▶ [やること]:
1 - 駅伝の記事に出てくる「秒差」で終わる表記を、出てくる順にすべて挙げる。同じ表記が二度出てくる場合は両方とも含める。
2 - 駅伝の記事のうち、「遊行寺坂で首位の青学・佐藤一」から「体育大学が繰り上げスタート。」までをすべて、そのまま書き写す。
3 - 駅伝の記事の最後の文のあとから、続きを書いてください。

遊行寺坂で首位の青学・佐藤一世と順天堂・津田との差は4分31秒差。津田は青学に20秒も詰めたのとともに、駒澤に44秒差を拡げた。
平塚中継所、先頭の佐藤が首位の座を守って9区のランナーにタスキを渡す。4分32秒差の2位に順天堂が通過。3位争いは終盤に大きく動き、中央・中澤雄大が4人を抜いて3位に上がると、東国大4位、創価が5位で通過。駒澤・芽吹は急ブレーキの6位。青学とは7分49秒差。帝京は7位に落ち、国学院シード圏内の10位キープ。11位・早稲田は44秒差、12位・法政は51秒差。そして、青学が通過してから20分後、日本体育大学が繰り上げスタート。

▶ [入力データ]:
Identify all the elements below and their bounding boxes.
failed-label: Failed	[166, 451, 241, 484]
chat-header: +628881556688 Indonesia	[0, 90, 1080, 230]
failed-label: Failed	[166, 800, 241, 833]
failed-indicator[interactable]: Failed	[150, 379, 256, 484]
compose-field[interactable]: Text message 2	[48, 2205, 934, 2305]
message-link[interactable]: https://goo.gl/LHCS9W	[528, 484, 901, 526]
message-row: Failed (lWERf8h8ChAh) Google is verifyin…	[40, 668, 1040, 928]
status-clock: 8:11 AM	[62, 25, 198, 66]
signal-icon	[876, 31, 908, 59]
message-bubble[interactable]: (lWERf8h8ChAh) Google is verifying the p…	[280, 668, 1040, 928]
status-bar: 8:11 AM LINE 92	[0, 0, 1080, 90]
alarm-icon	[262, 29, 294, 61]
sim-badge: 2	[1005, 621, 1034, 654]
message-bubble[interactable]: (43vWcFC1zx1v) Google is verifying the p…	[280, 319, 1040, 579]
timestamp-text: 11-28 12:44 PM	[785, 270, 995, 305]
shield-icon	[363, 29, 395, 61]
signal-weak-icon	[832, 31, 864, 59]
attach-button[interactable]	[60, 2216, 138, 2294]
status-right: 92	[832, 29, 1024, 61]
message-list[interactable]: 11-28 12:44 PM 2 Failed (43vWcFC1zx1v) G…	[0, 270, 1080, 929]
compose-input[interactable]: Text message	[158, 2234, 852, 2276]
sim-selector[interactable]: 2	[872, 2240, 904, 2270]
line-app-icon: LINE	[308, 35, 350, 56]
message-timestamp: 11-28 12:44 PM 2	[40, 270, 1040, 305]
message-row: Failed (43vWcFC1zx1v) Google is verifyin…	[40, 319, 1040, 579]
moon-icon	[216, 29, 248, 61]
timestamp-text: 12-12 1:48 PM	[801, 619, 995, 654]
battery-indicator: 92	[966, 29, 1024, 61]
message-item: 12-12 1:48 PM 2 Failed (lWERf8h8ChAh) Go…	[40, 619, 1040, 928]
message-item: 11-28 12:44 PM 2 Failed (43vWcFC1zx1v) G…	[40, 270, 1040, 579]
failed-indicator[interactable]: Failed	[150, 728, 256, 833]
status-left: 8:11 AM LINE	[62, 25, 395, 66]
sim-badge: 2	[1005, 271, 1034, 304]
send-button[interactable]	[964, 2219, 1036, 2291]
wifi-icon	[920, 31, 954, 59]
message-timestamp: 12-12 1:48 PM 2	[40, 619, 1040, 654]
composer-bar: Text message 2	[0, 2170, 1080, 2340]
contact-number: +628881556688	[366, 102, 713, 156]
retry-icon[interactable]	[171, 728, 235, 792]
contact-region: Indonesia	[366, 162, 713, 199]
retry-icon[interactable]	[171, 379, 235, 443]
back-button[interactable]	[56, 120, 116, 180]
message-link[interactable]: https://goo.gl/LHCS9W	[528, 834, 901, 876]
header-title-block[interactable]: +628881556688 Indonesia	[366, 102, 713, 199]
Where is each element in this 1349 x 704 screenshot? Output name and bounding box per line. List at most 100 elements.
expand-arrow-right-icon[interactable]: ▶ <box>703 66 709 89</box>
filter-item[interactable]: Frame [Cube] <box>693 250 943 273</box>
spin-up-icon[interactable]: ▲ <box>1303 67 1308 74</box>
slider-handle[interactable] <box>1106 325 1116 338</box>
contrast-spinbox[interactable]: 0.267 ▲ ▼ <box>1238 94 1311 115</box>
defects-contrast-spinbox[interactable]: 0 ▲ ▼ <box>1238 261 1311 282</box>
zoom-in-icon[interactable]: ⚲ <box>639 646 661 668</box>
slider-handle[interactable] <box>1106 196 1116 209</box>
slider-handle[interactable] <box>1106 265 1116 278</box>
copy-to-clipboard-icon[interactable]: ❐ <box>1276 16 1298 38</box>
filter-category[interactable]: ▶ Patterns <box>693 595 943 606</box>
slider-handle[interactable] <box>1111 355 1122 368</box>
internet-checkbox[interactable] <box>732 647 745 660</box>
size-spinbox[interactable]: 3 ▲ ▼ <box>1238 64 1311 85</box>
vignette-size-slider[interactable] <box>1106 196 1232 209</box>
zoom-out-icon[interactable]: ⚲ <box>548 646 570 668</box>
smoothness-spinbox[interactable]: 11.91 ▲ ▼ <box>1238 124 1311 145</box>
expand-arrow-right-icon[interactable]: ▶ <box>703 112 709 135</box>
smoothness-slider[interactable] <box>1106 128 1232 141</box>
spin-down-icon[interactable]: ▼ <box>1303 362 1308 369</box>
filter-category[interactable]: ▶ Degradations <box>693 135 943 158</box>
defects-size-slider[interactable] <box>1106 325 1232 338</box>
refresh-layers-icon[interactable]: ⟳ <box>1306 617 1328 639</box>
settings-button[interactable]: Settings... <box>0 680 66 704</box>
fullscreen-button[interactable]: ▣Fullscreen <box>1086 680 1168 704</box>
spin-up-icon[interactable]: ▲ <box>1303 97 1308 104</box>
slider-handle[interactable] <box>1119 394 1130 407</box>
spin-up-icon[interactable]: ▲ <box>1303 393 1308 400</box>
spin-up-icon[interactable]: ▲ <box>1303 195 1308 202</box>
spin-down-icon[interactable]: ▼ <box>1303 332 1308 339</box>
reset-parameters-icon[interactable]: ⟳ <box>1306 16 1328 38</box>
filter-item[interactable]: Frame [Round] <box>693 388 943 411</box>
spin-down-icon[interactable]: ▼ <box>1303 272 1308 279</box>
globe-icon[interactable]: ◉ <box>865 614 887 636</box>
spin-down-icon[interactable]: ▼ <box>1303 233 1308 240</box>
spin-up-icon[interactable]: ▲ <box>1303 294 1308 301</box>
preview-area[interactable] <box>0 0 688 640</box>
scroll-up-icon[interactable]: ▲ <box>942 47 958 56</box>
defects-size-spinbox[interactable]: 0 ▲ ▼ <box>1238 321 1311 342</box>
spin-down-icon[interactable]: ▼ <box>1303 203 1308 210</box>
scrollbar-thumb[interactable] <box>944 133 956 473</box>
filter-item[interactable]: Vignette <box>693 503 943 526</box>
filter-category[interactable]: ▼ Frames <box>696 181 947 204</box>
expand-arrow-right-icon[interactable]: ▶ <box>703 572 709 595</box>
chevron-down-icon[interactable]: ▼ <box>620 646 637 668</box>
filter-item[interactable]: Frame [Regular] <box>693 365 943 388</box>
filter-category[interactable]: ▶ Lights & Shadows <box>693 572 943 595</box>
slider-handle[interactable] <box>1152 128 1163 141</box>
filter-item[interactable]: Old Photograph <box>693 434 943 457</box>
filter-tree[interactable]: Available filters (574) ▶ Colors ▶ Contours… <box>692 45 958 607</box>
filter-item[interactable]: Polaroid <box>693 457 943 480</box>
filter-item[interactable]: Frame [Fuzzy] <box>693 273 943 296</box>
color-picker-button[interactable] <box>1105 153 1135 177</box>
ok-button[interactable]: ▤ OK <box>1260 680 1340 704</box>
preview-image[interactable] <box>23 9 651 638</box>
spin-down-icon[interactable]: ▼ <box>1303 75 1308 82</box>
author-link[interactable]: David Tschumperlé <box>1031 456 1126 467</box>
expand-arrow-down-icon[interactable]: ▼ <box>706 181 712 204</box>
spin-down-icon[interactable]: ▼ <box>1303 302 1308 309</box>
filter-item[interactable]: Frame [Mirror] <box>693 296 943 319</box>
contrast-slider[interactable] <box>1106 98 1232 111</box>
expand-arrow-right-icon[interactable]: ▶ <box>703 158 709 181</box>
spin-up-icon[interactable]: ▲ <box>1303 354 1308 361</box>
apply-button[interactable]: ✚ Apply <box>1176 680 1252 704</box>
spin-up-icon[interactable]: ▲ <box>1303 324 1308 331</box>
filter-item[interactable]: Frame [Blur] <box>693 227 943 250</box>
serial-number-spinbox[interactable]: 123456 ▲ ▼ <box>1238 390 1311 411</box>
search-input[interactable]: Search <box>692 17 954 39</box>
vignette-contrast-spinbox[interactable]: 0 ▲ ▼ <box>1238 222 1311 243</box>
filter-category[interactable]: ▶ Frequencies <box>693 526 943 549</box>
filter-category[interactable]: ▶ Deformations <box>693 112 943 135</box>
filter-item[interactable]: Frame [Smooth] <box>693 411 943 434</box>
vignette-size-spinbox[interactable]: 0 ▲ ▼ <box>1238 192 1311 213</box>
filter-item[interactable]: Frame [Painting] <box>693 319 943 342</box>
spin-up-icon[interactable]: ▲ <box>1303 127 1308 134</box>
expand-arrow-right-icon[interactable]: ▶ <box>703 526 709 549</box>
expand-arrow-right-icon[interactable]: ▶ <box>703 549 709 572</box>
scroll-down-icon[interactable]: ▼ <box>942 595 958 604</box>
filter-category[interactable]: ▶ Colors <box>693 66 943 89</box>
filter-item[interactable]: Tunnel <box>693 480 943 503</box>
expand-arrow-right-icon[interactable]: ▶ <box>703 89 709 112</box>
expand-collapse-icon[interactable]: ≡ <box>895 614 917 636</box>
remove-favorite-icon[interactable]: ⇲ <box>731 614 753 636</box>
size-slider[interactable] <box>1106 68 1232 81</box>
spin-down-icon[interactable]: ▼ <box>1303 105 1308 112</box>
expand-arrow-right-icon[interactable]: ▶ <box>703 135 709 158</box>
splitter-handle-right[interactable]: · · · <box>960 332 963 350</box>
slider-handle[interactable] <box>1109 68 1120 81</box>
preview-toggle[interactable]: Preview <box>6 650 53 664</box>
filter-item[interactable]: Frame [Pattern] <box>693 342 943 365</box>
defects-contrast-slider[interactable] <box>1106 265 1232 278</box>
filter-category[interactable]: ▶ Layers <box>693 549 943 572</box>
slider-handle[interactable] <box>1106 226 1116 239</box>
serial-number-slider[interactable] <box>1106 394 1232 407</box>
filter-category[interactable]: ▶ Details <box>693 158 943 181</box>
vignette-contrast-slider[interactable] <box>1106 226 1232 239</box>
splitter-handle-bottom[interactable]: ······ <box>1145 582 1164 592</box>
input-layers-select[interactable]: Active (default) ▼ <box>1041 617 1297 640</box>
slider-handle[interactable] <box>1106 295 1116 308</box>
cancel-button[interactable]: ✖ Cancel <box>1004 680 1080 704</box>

▶ [解答一覧]:
1 - 4分31秒差、44秒差、4分32秒差、7分49秒差、44秒差、51秒差

2 -
遊行寺坂で首位の青学・佐藤一世と順天堂・津田との差は4分31秒差。津田は青学に20秒も詰めたのとともに、駒澤に44秒差を拡げた。
平塚中継所、先頭の佐藤が首位の座を守って9区のランナーにタスキを渡す。4分32秒差の2位に順天堂が通過。3位争いは終盤に大きく動き、中央・中澤雄大が4人を抜いて3位に上がると、東国大4位、創価が5位で通過。駒澤・芽吹は急ブレーキの6位。青学とは7分49秒差。帝京は7位に落ち、国学院シード圏内の10位キープ。11位・早稲田は44秒差、12位・法政は51秒差。そして、青学が通過してから20分後、日本体育大学が繰り上げスタート。

3 -
復路のエースが揃う9区、トップを行く青学・中村唯翔は、最初の5キロを14分15秒で通過すると、権太坂で2位に5分21秒差、横浜駅前で6分21秒差まで拡げる。3位以降の争いでは、中央と東国大が3位グループを形成し、10.5キロで駒澤が創価を抜いて5位。14.2キロで中央が単独3位に上がり、東国大は駒澤に抜かれ5位に落ちる。16.6キロ過ぎには、7位東海、国学院が8位に上がり、創価が9位、帝京が10位。
先頭の青学・中村は、区間記録を上回るペースで走り続け、鶴見中継所に到着した時のタイムは、1時間7分15秒の区間新記録!トップから7分56秒後、順天堂が2位。中央大が3位、駒大は4位に上がり、国学院・平林清澄は5人抜きの力走で5位浮上。その後、東国大、東洋、東海、創価、帝京と続く。法政は32秒差の11位。12位の早稲田はシード獲得は厳しくなった。トップ通過から20分後、山梨学院と日体大が繰り上げ。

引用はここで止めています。